#### INPUT DATA

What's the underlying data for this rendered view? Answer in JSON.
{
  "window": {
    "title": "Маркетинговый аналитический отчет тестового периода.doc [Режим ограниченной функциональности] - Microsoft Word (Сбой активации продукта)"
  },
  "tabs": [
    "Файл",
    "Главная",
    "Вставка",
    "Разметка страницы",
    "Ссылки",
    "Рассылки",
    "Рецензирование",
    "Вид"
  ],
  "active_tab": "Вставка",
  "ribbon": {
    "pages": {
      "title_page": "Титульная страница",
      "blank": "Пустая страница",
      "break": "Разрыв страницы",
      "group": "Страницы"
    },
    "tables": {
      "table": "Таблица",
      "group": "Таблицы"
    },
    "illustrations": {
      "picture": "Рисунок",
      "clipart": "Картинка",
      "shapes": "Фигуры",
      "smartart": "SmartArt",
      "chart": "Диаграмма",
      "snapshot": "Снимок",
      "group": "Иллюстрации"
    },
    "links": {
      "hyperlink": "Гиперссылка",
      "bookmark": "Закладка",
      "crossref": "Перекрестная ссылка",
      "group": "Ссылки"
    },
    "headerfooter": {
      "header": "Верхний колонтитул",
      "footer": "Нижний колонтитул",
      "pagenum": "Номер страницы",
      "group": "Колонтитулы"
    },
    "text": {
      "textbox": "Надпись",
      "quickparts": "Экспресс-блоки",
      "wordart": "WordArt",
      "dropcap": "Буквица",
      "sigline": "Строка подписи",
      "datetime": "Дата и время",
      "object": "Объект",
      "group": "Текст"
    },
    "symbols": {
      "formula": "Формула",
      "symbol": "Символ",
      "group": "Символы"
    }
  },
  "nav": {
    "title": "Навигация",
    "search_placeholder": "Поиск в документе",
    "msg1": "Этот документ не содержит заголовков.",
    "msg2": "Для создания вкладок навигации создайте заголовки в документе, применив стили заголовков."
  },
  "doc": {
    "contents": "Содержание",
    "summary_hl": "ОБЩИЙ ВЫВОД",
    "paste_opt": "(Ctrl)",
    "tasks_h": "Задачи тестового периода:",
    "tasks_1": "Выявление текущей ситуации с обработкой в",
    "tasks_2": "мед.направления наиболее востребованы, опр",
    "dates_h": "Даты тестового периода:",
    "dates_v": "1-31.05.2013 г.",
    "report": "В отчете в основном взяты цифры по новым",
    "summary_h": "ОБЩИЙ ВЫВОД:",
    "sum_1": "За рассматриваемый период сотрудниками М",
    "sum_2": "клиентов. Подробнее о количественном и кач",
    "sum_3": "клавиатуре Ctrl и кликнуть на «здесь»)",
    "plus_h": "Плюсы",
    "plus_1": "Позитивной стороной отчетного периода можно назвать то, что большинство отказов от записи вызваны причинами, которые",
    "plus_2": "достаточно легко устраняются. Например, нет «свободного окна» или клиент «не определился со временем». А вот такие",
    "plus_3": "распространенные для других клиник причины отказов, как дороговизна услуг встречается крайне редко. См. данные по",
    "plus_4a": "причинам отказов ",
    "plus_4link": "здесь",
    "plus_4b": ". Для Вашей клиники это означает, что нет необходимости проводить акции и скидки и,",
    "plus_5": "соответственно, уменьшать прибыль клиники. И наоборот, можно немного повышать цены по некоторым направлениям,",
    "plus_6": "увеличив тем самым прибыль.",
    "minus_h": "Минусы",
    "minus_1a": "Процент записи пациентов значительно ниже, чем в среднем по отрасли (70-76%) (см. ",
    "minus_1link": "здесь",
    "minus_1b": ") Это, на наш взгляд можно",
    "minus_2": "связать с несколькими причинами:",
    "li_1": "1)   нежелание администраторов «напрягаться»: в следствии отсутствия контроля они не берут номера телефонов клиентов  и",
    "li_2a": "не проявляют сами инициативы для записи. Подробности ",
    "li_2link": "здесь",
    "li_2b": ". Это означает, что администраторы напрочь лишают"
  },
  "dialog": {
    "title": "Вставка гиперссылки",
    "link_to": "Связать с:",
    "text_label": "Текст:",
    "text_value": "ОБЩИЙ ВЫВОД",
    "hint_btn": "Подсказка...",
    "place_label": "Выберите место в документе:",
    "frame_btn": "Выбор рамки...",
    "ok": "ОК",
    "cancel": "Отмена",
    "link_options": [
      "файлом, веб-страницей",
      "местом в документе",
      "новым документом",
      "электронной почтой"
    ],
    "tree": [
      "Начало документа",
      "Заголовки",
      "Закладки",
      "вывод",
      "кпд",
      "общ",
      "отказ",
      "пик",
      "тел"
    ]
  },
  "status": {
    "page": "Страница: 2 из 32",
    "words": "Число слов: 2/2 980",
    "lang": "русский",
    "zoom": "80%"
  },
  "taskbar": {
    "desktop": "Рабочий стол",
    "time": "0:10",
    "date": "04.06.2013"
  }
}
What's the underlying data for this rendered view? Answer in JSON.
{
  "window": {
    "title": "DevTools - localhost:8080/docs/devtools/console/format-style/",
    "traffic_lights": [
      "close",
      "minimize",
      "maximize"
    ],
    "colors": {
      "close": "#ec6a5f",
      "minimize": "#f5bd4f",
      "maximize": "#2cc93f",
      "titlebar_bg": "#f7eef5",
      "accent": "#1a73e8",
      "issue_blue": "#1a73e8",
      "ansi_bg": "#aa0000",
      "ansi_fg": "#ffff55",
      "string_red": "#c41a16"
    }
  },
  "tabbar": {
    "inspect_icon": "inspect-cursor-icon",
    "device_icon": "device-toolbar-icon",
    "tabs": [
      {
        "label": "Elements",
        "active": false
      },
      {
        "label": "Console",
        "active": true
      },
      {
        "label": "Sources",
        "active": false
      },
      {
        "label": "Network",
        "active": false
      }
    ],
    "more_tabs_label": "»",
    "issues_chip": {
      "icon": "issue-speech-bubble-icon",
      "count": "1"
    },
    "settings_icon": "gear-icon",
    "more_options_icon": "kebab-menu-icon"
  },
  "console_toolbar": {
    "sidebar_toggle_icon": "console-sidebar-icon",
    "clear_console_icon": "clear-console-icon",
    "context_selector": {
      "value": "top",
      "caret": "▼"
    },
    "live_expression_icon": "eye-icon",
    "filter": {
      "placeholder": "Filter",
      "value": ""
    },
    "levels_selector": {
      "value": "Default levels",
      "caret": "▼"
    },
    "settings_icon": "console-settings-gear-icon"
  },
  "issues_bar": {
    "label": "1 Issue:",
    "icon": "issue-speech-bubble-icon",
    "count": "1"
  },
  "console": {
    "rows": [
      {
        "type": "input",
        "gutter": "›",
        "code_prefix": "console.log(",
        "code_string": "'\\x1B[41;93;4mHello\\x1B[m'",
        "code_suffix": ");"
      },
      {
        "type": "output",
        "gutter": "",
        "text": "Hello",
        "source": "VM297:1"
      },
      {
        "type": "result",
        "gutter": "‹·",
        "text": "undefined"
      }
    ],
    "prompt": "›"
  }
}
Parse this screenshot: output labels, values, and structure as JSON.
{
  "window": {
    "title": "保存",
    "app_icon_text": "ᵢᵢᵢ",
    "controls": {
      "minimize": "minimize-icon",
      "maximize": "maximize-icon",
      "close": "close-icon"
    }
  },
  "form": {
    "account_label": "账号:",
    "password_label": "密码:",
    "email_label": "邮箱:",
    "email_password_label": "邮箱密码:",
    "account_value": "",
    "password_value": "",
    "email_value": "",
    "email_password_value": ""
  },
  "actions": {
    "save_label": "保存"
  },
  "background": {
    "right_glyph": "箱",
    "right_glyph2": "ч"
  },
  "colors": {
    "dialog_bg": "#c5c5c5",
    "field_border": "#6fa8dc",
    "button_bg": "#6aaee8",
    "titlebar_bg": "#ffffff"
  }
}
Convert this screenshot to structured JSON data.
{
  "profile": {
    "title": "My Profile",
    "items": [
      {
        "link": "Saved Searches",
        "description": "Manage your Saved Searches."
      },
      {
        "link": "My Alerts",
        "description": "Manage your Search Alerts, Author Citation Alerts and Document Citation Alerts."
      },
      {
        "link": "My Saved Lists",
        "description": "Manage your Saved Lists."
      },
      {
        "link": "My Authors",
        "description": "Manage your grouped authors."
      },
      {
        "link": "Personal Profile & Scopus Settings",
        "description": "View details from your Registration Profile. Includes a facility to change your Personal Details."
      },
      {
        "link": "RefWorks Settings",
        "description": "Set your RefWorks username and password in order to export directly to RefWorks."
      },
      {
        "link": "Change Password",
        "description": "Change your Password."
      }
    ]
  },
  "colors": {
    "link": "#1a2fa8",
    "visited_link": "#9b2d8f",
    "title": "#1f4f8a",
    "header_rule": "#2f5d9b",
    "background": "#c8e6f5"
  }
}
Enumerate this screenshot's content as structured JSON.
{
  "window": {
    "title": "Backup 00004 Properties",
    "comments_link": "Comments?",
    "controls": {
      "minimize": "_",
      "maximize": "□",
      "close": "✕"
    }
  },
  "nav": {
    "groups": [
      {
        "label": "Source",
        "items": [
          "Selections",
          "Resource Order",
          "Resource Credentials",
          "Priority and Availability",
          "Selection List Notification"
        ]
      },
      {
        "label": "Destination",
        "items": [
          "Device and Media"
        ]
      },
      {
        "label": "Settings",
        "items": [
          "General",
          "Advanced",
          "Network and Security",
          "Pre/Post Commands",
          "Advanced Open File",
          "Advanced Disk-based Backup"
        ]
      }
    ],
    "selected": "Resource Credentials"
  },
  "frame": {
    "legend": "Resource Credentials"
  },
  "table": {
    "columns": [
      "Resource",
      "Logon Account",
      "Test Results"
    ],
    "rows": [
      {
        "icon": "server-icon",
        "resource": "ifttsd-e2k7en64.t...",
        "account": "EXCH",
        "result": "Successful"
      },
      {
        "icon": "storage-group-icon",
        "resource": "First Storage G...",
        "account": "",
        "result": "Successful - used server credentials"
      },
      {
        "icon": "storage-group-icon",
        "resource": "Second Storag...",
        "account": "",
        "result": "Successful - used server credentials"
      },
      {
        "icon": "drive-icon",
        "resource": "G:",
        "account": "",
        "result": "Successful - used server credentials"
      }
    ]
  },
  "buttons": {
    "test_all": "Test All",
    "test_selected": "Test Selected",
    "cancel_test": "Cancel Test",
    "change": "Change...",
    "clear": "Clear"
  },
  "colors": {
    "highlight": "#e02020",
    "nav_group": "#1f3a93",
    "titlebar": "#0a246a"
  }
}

########

YOUR TASK
Report each line in the data that holds the word "clear".

THE ANSWER
    "clear_console_icon": "clear-console-icon",
    "clear": "Clear"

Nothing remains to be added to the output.